§ RAW RECORDS:
==================================================
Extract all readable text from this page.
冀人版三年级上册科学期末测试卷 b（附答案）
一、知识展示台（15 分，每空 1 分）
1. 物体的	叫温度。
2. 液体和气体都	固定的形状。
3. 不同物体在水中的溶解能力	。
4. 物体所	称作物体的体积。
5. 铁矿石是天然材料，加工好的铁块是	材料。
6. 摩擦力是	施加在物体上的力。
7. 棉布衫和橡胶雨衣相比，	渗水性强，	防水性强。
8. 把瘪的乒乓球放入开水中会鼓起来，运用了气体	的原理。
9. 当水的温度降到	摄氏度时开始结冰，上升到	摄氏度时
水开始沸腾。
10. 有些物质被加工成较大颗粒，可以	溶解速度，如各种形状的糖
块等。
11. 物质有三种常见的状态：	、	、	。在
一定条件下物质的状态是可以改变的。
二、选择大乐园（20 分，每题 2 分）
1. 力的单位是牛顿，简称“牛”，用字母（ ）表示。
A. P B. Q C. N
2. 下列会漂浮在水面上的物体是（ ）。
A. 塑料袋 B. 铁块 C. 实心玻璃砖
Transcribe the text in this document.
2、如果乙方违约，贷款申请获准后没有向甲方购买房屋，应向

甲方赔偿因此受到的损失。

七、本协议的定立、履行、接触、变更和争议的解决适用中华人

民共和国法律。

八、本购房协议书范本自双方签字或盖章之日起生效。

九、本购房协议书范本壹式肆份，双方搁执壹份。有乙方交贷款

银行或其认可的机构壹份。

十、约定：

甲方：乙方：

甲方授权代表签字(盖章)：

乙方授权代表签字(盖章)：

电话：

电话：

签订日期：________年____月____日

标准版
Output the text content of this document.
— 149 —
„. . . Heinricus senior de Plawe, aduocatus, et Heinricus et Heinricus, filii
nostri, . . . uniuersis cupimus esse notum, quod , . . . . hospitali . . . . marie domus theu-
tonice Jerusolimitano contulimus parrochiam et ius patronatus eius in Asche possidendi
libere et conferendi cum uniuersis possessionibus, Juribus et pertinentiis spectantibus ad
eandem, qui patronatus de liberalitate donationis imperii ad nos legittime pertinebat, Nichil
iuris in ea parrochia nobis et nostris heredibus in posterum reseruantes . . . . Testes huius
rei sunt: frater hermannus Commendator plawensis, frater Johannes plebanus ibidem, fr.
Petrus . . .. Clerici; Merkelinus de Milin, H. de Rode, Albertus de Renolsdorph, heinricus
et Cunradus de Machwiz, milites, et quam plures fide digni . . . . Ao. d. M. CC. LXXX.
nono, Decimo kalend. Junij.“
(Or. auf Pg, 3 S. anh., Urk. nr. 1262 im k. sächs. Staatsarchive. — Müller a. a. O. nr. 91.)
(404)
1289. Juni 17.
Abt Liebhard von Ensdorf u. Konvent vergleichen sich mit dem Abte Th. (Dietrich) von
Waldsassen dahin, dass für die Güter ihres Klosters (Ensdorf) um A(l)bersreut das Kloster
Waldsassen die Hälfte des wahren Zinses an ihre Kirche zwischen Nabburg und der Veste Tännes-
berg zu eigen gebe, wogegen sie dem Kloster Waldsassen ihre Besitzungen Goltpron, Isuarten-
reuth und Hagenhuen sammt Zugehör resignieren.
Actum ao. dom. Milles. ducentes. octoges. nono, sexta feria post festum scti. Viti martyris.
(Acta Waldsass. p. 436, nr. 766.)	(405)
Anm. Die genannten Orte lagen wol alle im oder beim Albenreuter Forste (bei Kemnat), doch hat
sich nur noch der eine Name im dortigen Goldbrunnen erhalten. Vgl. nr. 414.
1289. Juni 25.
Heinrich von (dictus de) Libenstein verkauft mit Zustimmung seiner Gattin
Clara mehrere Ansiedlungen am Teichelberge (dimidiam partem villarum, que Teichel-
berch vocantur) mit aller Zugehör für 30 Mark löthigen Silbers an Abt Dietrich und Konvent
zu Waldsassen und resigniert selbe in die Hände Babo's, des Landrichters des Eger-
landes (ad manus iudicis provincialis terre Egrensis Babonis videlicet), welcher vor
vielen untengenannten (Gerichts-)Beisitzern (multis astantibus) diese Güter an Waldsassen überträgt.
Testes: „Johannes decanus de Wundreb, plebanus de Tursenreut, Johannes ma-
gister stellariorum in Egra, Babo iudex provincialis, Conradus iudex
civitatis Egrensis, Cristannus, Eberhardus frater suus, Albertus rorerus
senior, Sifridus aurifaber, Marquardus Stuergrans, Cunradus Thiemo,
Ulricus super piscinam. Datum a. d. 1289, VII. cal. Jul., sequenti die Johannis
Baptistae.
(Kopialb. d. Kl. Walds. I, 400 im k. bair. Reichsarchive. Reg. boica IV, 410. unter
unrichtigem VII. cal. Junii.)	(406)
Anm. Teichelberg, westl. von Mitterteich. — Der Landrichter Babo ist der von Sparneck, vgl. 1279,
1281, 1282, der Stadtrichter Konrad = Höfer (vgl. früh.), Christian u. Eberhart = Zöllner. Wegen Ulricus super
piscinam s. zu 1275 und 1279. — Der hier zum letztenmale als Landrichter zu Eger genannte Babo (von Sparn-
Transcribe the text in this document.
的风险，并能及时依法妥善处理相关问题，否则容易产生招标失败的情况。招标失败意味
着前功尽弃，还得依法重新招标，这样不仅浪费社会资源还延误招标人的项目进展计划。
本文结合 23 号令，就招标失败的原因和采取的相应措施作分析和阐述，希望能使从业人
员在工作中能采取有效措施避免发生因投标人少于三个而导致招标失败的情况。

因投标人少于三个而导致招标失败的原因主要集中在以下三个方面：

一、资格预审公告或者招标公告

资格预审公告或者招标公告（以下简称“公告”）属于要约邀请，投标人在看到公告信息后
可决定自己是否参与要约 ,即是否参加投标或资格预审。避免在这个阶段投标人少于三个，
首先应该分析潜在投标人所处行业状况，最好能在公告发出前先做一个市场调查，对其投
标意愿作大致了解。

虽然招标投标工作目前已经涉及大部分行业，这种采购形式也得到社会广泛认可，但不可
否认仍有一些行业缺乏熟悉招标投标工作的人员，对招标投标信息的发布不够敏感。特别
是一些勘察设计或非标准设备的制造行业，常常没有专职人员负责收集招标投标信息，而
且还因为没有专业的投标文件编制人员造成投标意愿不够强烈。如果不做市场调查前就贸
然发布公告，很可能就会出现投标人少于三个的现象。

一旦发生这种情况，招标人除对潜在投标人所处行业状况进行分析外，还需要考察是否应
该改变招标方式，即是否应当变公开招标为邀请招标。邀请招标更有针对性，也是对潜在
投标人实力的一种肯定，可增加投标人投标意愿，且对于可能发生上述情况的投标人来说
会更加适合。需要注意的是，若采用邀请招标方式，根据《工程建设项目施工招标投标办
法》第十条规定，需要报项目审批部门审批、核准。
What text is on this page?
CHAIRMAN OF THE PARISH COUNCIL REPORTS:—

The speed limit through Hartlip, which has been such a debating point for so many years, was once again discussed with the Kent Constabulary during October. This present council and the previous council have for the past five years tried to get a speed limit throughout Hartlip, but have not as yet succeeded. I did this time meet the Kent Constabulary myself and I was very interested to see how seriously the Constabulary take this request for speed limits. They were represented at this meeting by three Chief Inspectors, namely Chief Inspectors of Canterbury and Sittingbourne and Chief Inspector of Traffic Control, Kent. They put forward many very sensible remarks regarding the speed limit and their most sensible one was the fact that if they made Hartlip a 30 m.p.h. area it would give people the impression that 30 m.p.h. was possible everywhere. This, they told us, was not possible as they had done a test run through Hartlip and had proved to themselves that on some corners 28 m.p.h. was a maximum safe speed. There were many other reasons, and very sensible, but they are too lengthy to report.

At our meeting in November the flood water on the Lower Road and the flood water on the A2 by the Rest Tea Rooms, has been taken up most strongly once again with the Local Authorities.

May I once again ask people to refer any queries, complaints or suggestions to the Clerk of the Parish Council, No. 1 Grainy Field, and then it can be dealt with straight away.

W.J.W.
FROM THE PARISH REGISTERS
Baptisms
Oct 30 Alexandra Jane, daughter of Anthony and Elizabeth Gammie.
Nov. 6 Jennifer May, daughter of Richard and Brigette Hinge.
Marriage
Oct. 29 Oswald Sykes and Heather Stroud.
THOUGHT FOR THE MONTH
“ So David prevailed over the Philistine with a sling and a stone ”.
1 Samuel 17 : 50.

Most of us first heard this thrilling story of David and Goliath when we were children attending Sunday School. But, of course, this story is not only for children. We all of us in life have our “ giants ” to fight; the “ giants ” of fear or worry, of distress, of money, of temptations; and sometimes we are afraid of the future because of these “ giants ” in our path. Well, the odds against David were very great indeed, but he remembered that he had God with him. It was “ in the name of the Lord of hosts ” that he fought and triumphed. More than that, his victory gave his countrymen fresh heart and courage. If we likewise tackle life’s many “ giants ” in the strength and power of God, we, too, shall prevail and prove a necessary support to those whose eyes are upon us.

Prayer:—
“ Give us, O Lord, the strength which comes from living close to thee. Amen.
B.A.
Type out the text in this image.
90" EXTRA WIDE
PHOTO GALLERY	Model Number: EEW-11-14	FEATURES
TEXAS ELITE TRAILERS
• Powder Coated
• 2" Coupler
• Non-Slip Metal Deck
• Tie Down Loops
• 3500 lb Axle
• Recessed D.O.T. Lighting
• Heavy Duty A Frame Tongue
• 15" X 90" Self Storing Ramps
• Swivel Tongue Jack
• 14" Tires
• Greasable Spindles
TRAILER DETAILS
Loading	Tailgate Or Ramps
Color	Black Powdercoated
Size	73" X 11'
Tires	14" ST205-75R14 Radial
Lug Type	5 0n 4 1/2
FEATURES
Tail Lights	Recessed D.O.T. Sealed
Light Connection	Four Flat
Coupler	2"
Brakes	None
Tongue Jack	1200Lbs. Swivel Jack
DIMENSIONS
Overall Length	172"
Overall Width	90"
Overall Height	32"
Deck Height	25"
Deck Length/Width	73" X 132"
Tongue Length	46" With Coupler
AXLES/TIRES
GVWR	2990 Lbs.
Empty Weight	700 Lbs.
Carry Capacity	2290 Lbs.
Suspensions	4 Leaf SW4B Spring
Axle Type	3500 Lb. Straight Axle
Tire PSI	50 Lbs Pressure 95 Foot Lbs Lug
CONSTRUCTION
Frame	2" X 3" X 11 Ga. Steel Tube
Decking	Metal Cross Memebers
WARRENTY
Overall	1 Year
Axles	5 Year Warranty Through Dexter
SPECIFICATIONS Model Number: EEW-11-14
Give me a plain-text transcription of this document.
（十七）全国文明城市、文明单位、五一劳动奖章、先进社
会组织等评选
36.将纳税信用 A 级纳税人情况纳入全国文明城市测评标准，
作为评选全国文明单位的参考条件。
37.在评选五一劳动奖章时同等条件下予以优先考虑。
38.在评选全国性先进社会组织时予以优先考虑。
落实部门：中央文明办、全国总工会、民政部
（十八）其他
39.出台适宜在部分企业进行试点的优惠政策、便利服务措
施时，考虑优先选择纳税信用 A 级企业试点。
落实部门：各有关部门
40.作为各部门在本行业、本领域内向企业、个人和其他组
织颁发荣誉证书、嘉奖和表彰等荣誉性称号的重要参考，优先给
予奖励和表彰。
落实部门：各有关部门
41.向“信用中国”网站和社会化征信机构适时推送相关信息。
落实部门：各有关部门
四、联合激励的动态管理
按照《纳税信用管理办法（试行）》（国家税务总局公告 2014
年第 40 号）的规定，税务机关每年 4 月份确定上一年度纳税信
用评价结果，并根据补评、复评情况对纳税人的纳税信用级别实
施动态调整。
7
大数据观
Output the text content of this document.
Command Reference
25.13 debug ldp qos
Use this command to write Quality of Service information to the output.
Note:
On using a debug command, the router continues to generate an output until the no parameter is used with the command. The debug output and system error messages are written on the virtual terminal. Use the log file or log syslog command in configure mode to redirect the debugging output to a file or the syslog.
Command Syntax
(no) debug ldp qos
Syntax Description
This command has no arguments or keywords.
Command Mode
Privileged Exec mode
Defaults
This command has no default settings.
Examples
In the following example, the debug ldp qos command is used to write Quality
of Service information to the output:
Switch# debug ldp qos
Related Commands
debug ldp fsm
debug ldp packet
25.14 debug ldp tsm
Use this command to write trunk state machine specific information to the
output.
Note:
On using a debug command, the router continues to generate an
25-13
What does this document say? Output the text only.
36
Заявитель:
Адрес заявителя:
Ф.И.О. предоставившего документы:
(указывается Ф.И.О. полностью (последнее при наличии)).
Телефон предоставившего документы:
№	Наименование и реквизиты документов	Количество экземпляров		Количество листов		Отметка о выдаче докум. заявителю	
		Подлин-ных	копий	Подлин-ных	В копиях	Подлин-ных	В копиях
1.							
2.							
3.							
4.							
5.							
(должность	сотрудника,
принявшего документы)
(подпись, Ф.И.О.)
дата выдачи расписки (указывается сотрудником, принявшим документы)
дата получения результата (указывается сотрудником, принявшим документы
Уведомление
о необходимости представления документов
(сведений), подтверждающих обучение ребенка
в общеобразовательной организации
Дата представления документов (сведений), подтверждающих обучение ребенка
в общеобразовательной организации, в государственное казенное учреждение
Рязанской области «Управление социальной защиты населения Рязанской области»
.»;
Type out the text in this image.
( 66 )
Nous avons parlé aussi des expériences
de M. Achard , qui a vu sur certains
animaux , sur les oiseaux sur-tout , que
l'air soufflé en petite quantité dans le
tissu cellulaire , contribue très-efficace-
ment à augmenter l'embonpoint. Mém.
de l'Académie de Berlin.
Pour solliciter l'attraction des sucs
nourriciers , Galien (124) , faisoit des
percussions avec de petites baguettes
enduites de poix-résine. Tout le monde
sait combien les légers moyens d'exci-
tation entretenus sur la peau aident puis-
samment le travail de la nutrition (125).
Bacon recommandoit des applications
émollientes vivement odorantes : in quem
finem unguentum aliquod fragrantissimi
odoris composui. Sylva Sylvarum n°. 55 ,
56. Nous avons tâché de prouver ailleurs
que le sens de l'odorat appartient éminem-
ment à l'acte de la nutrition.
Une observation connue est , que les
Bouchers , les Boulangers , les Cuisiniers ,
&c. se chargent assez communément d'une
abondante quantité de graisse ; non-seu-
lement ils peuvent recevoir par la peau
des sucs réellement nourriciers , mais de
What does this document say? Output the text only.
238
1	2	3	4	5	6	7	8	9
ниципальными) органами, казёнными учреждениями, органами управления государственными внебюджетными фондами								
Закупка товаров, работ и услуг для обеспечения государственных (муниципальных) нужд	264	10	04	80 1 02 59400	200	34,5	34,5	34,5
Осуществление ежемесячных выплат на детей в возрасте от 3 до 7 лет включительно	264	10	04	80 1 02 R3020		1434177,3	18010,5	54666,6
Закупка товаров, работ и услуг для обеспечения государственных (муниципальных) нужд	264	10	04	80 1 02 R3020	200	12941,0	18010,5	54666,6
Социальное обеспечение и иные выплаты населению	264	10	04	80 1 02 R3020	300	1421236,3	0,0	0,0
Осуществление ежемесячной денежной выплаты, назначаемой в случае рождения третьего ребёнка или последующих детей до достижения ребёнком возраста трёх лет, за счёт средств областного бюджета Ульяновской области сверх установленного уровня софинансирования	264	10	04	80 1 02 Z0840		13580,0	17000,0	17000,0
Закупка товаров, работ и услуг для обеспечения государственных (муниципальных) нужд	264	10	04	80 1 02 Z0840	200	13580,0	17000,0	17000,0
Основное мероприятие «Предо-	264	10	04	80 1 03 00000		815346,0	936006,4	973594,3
==================================================
§ REQUIRED WORK:
Gather every line containing the word "Lord" and copy it.

§ WRITTEN SOLUTION:
Most of us first heard this thrilling story of David and Goliath when we were children attending Sunday School. But, of course, this story is not only for children. We all of us in life have our “ giants ” to fight; the “ giants ” of fear or worry, of distress, of money, of temptations; and sometimes we are afraid of the future because of these “ giants ” in our path. Well, the odds against David were very great indeed, but he remembered that he had God with him. It was “ in the name of the Lord of hosts ” that he fought and triumphed. More than that, his victory gave his countrymen fresh heart and courage. If we likewise tackle life’s many “ giants ” in the strength and power of God, we, too, shall prevail and prove a necessary support to those whose eyes are upon us.
“ Give us, O Lord, the strength which comes from living close to thee. Amen.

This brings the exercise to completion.